WHAT YOU ARE ASKED TO DO => Sort through the entries below and pull out lines containing the word "name".

-- Start --

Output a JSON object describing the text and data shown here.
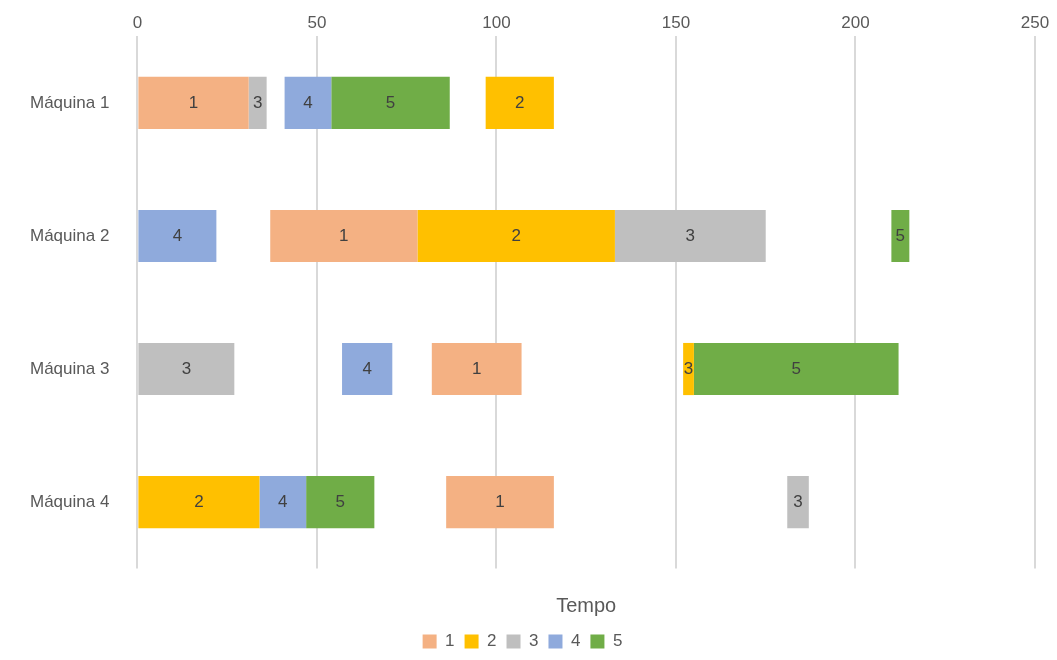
{
  "chart_data": {
    "type": "bar",
    "orientation": "horizontal",
    "xlabel": "Tempo",
    "categories": [
      "Máquina 1",
      "Máquina 2",
      "Máquina 3",
      "Máquina 4"
    ],
    "series": [
      {
        "name": "1",
        "color": "#f4b183",
        "base": [
          0,
          37,
          82,
          86
        ],
        "values": [
          31,
          41,
          25,
          30
        ]
      },
      {
        "name": "2",
        "color": "#ffc000",
        "base": [
          97,
          78,
          152,
          0
        ],
        "values": [
          19,
          55,
          3,
          34
        ]
      },
      {
        "name": "3",
        "color": "#bfbfbf",
        "base": [
          31,
          133,
          0,
          181
        ],
        "values": [
          5,
          42,
          27,
          6
        ]
      },
      {
        "name": "4",
        "color": "#8faadc",
        "base": [
          41,
          0,
          57,
          34
        ],
        "values": [
          13,
          22,
          14,
          13
        ]
      },
      {
        "name": "5",
        "color": "#70ad47",
        "base": [
          54,
          210,
          155,
          47
        ],
        "values": [
          33,
          5,
          57,
          19
        ]
      }
    ],
    "annotations": [
      {
        "text": "3",
        "x": 155,
        "y": "Máquina 3"
      }
    ],
    "xlim": [
      0,
      250
    ],
    "xticks": [
      0,
      50,
      100,
      150,
      200,
      250
    ],
    "grid": "x",
    "legend": "bottom"
  }
}
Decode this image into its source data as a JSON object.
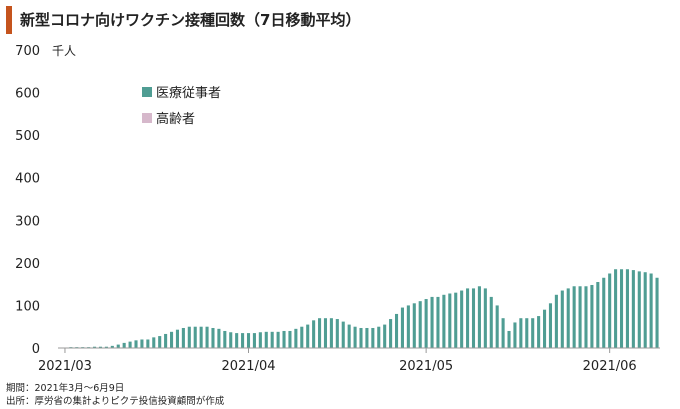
{
  "title": "新型コロナ向けワクチン接種回数（7日移動平均）",
  "notes": {
    "period": "期間：2021年3月～6月9日",
    "source": "出所：厚労省の集計よりピクテ投信投資顧問が作成"
  },
  "colors": {
    "series_0": "#4f9d93",
    "series_1": "#d6b8cb",
    "title_accent": "#c5541d",
    "axis": "#999999"
  },
  "chart_data": {
    "type": "bar",
    "stacked": true,
    "title": "新型コロナ向けワクチン接種回数（7日移動平均）",
    "unit_label": "千人",
    "xlabel": "",
    "ylabel": "",
    "ylim": [
      0,
      700
    ],
    "yticks": [
      0,
      100,
      200,
      300,
      400,
      500,
      600,
      700
    ],
    "ytick_labels": [
      "0",
      "100",
      "200",
      "300",
      "400",
      "500",
      "600",
      "700"
    ],
    "xtick_labels": [
      {
        "label": "2021/03",
        "category": "03-01"
      },
      {
        "label": "2021/04",
        "category": "04-01"
      },
      {
        "label": "2021/05",
        "category": "05-01"
      },
      {
        "label": "2021/06",
        "category": "06-01"
      }
    ],
    "legend_position": "top-left",
    "grid": false,
    "categories": [
      "03-01",
      "03-02",
      "03-03",
      "03-04",
      "03-05",
      "03-06",
      "03-07",
      "03-08",
      "03-09",
      "03-10",
      "03-11",
      "03-12",
      "03-13",
      "03-14",
      "03-15",
      "03-16",
      "03-17",
      "03-18",
      "03-19",
      "03-20",
      "03-21",
      "03-22",
      "03-23",
      "03-24",
      "03-25",
      "03-26",
      "03-27",
      "03-28",
      "03-29",
      "03-30",
      "03-31",
      "04-01",
      "04-02",
      "04-03",
      "04-04",
      "04-05",
      "04-06",
      "04-07",
      "04-08",
      "04-09",
      "04-10",
      "04-11",
      "04-12",
      "04-13",
      "04-14",
      "04-15",
      "04-16",
      "04-17",
      "04-18",
      "04-19",
      "04-20",
      "04-21",
      "04-22",
      "04-23",
      "04-24",
      "04-25",
      "04-26",
      "04-27",
      "04-28",
      "04-29",
      "04-30",
      "05-01",
      "05-02",
      "05-03",
      "05-04",
      "05-05",
      "05-06",
      "05-07",
      "05-08",
      "05-09",
      "05-10",
      "05-11",
      "05-12",
      "05-13",
      "05-14",
      "05-15",
      "05-16",
      "05-17",
      "05-18",
      "05-19",
      "05-20",
      "05-21",
      "05-22",
      "05-23",
      "05-24",
      "05-25",
      "05-26",
      "05-27",
      "05-28",
      "05-29",
      "05-30",
      "05-31",
      "06-01",
      "06-02",
      "06-03",
      "06-04",
      "06-05",
      "06-06",
      "06-07",
      "06-08",
      "06-09"
    ],
    "series": [
      {
        "name": "医療従事者",
        "values": [
          0,
          2,
          2,
          2,
          2,
          3,
          3,
          3,
          5,
          8,
          12,
          15,
          18,
          20,
          20,
          25,
          28,
          33,
          38,
          43,
          47,
          50,
          50,
          50,
          50,
          47,
          45,
          40,
          37,
          35,
          35,
          35,
          35,
          37,
          38,
          38,
          38,
          40,
          40,
          45,
          50,
          55,
          65,
          70,
          70,
          70,
          68,
          62,
          55,
          50,
          47,
          47,
          47,
          50,
          55,
          68,
          80,
          95,
          100,
          105,
          110,
          115,
          120,
          120,
          125,
          128,
          130,
          135,
          140,
          140,
          145,
          140,
          120,
          100,
          70,
          40,
          60,
          70,
          70,
          70,
          75,
          90,
          105,
          125,
          135,
          140,
          145,
          145,
          145,
          148,
          155,
          165,
          175,
          185,
          185,
          185,
          183,
          180,
          178,
          175,
          165
        ]
      },
      {
        "name": "高齢者",
        "values": [
          0,
          0,
          0,
          0,
          0,
          0,
          0,
          0,
          0,
          0,
          0,
          0,
          0,
          0,
          0,
          0,
          0,
          0,
          0,
          0,
          0,
          0,
          0,
          0,
          0,
          0,
          0,
          0,
          0,
          0,
          0,
          0,
          0,
          0,
          0,
          0,
          0,
          0,
          0,
          0,
          0,
          0,
          0,
          0,
          0,
          0,
          0,
          0,
          0,
          0,
          0,
          0,
          0,
          0,
          0,
          0,
          0,
          0,
          0,
          0,
          0,
          0,
          0,
          0,
          0,
          0,
          0,
          0,
          0,
          0,
          0,
          0,
          0,
          0,
          0,
          0,
          0,
          0,
          0,
          0,
          0,
          0,
          0,
          0,
          0,
          0,
          0,
          0,
          0,
          0,
          0,
          0,
          0,
          0,
          0,
          0,
          0,
          0,
          0,
          0,
          0
        ]
      }
    ]
  }
}
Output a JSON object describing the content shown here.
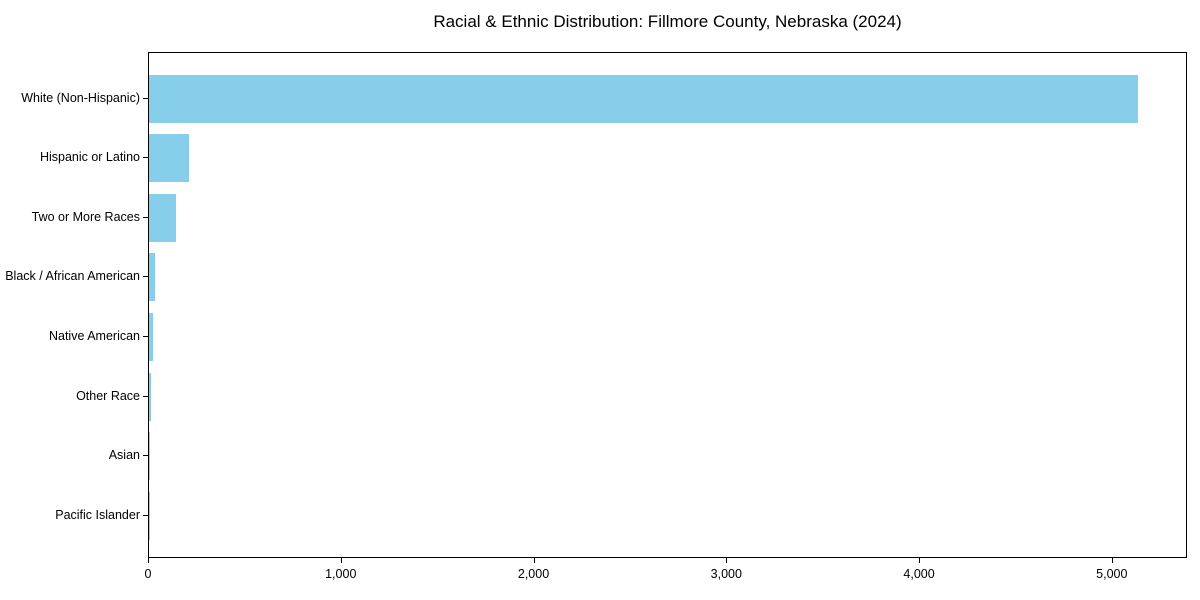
{
  "chart_data": {
    "type": "bar",
    "orientation": "horizontal",
    "title": "Racial & Ethnic Distribution: Fillmore County, Nebraska (2024)",
    "categories": [
      "White (Non-Hispanic)",
      "Hispanic or Latino",
      "Two or More Races",
      "Black / African American",
      "Native American",
      "Other Race",
      "Asian",
      "Pacific Islander"
    ],
    "values": [
      5130,
      205,
      140,
      33,
      21,
      8,
      5,
      1
    ],
    "xlabel": "",
    "ylabel": "",
    "xlim": [
      0,
      5390
    ],
    "x_ticks": [
      0,
      1000,
      2000,
      3000,
      4000,
      5000
    ],
    "x_tick_labels": [
      "0",
      "1,000",
      "2,000",
      "3,000",
      "4,000",
      "5,000"
    ],
    "bar_color": "#87ceeb",
    "grid": false,
    "legend": false,
    "axis_color": "#000000",
    "background_color": "#ffffff"
  }
}
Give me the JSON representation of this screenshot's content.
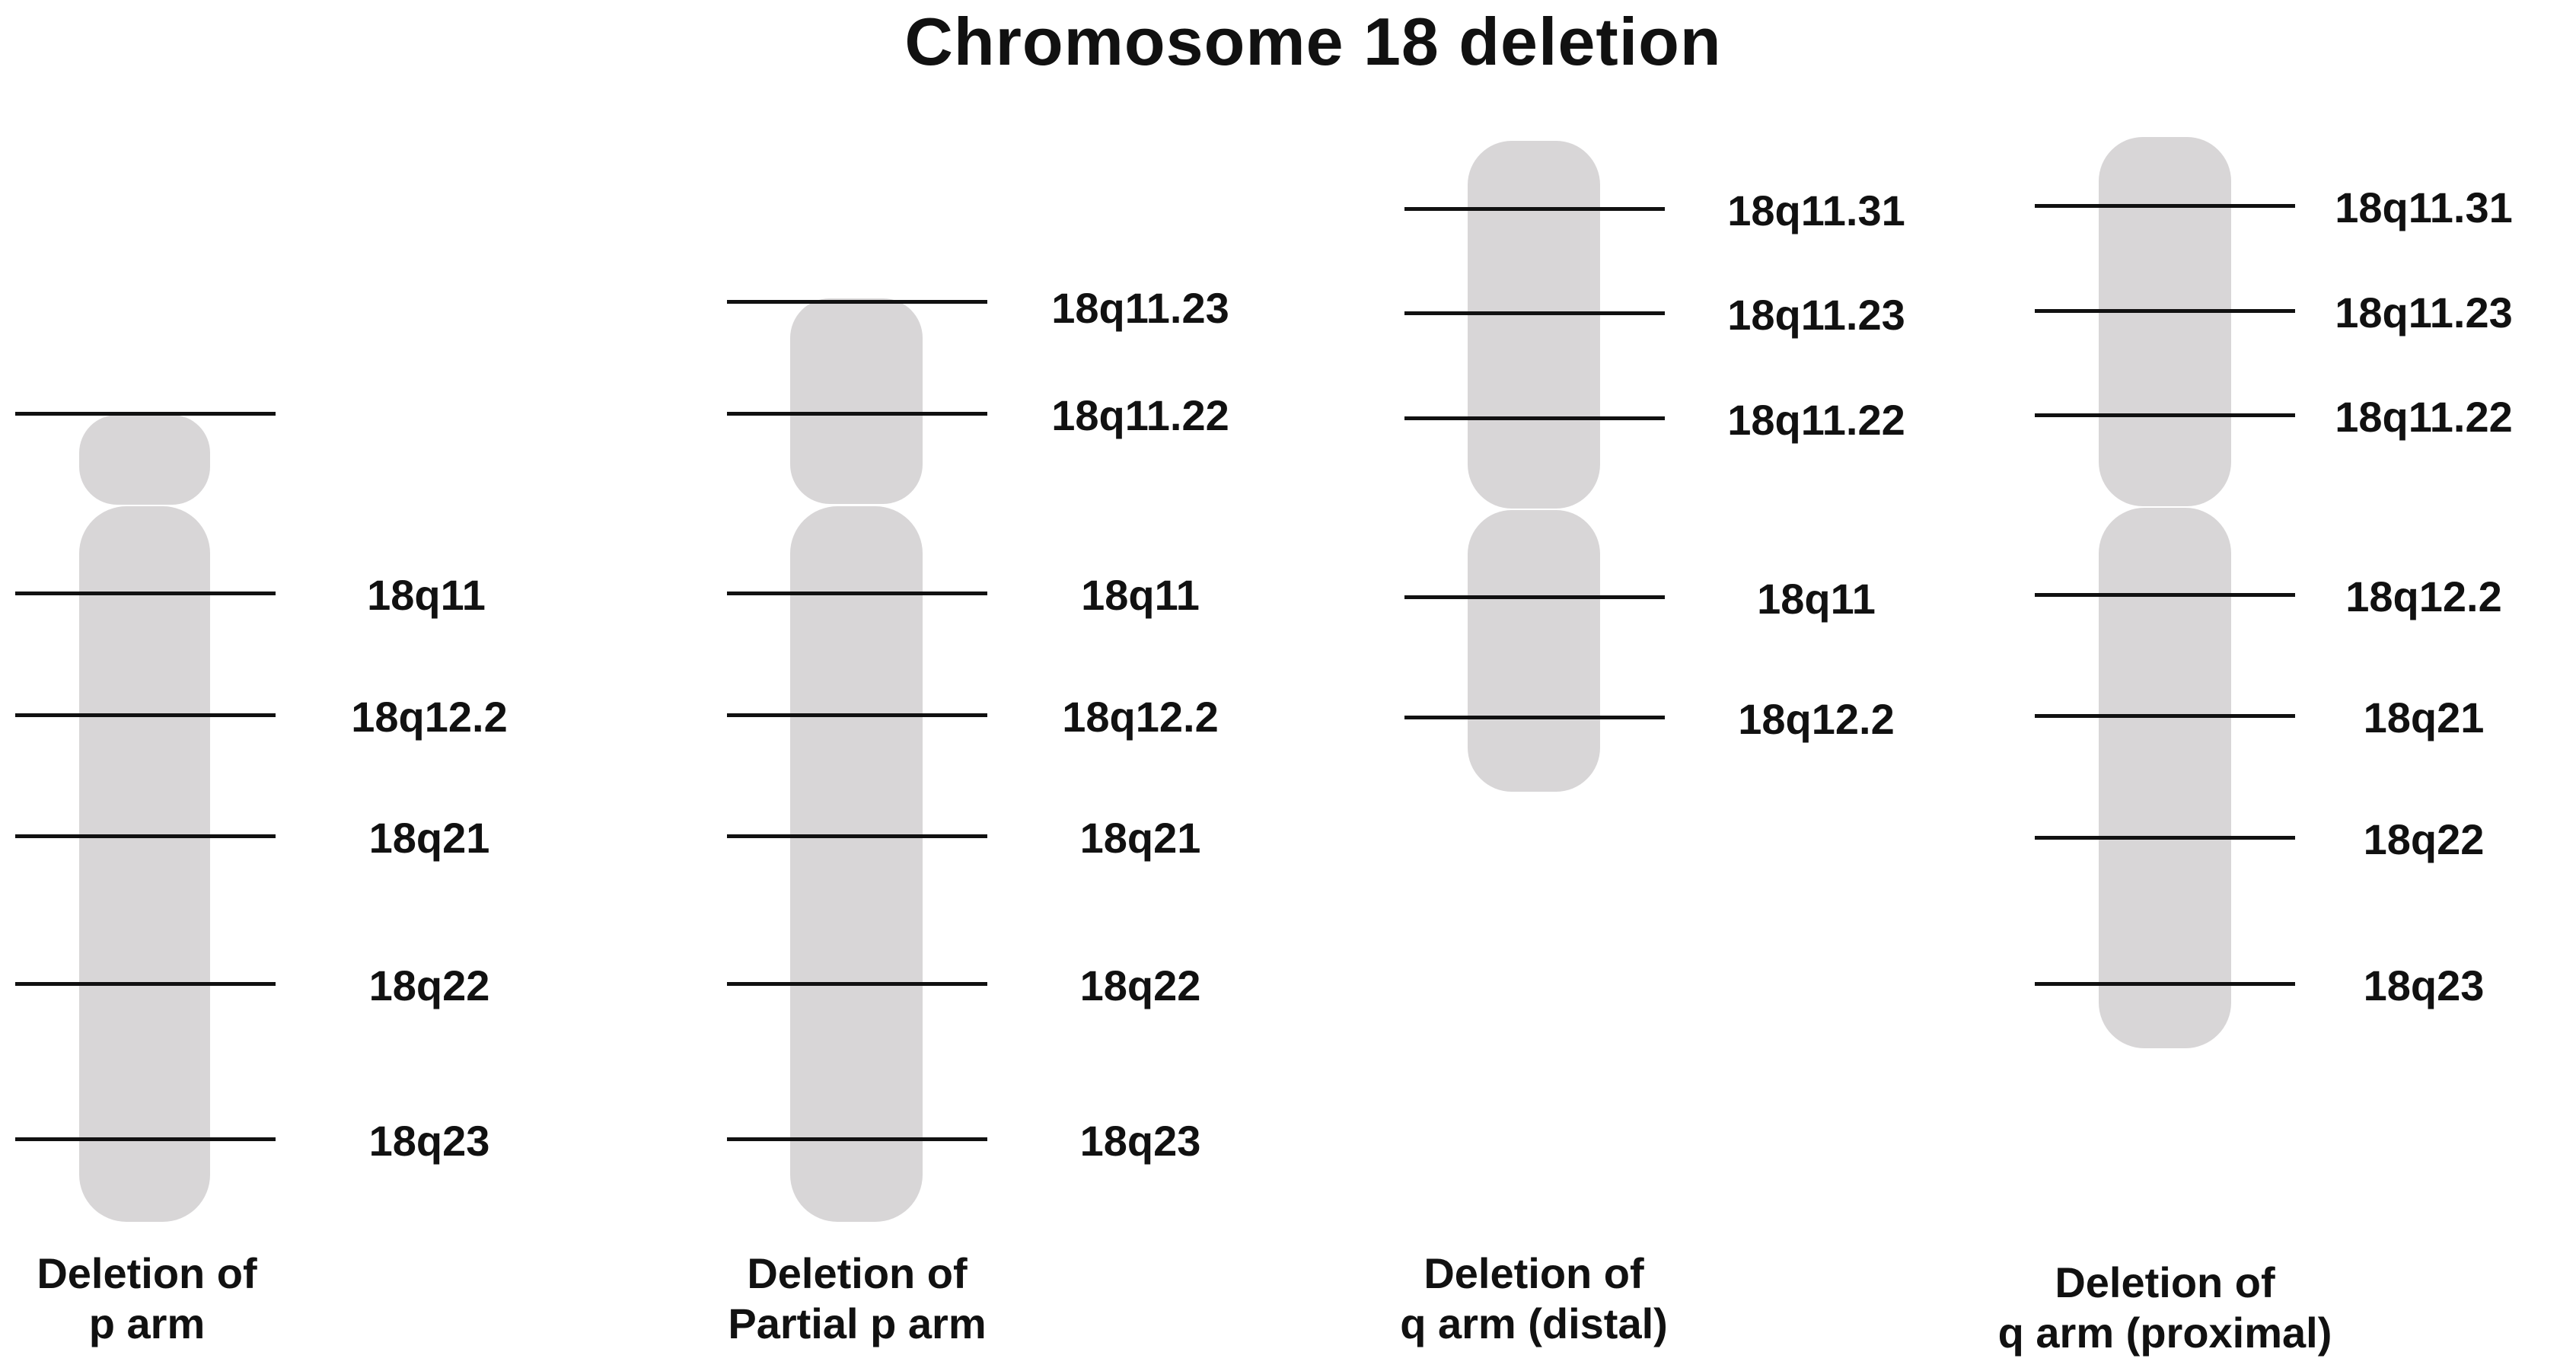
{
  "title": "Chromosome 18 deletion",
  "colors": {
    "chromosome": "#d8d6d7",
    "line": "#111111",
    "text": "#111111",
    "background": "#ffffff"
  },
  "panels": [
    {
      "id": "p-arm",
      "caption": [
        "Deletion of",
        "p arm"
      ],
      "bands": [
        {
          "label": ""
        },
        {
          "label": "18q11"
        },
        {
          "label": "18q12.2"
        },
        {
          "label": "18q21"
        },
        {
          "label": "18q22"
        },
        {
          "label": "18q23"
        }
      ]
    },
    {
      "id": "partial-p-arm",
      "caption": [
        "Deletion of",
        "Partial p arm"
      ],
      "bands": [
        {
          "label": "18q11.23"
        },
        {
          "label": "18q11.22"
        },
        {
          "label": "18q11"
        },
        {
          "label": "18q12.2"
        },
        {
          "label": "18q21"
        },
        {
          "label": "18q22"
        },
        {
          "label": "18q23"
        }
      ]
    },
    {
      "id": "q-arm-distal",
      "caption": [
        "Deletion of",
        "q arm (distal)"
      ],
      "bands": [
        {
          "label": "18q11.31"
        },
        {
          "label": "18q11.23"
        },
        {
          "label": "18q11.22"
        },
        {
          "label": "18q11"
        },
        {
          "label": "18q12.2"
        }
      ]
    },
    {
      "id": "q-arm-proximal",
      "caption": [
        "Deletion of",
        "q arm (proximal)"
      ],
      "bands": [
        {
          "label": "18q11.31"
        },
        {
          "label": "18q11.23"
        },
        {
          "label": "18q11.22"
        },
        {
          "label": "18q12.2"
        },
        {
          "label": "18q21"
        },
        {
          "label": "18q22"
        },
        {
          "label": "18q23"
        }
      ]
    }
  ]
}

-- End --

EXPECTED OUTPUT =>
        "name": "1",
        "name": "2",
        "name": "3",
        "name": "4",
        "name": "5",
        "name": "医療従事者",
        "name": "高齢者",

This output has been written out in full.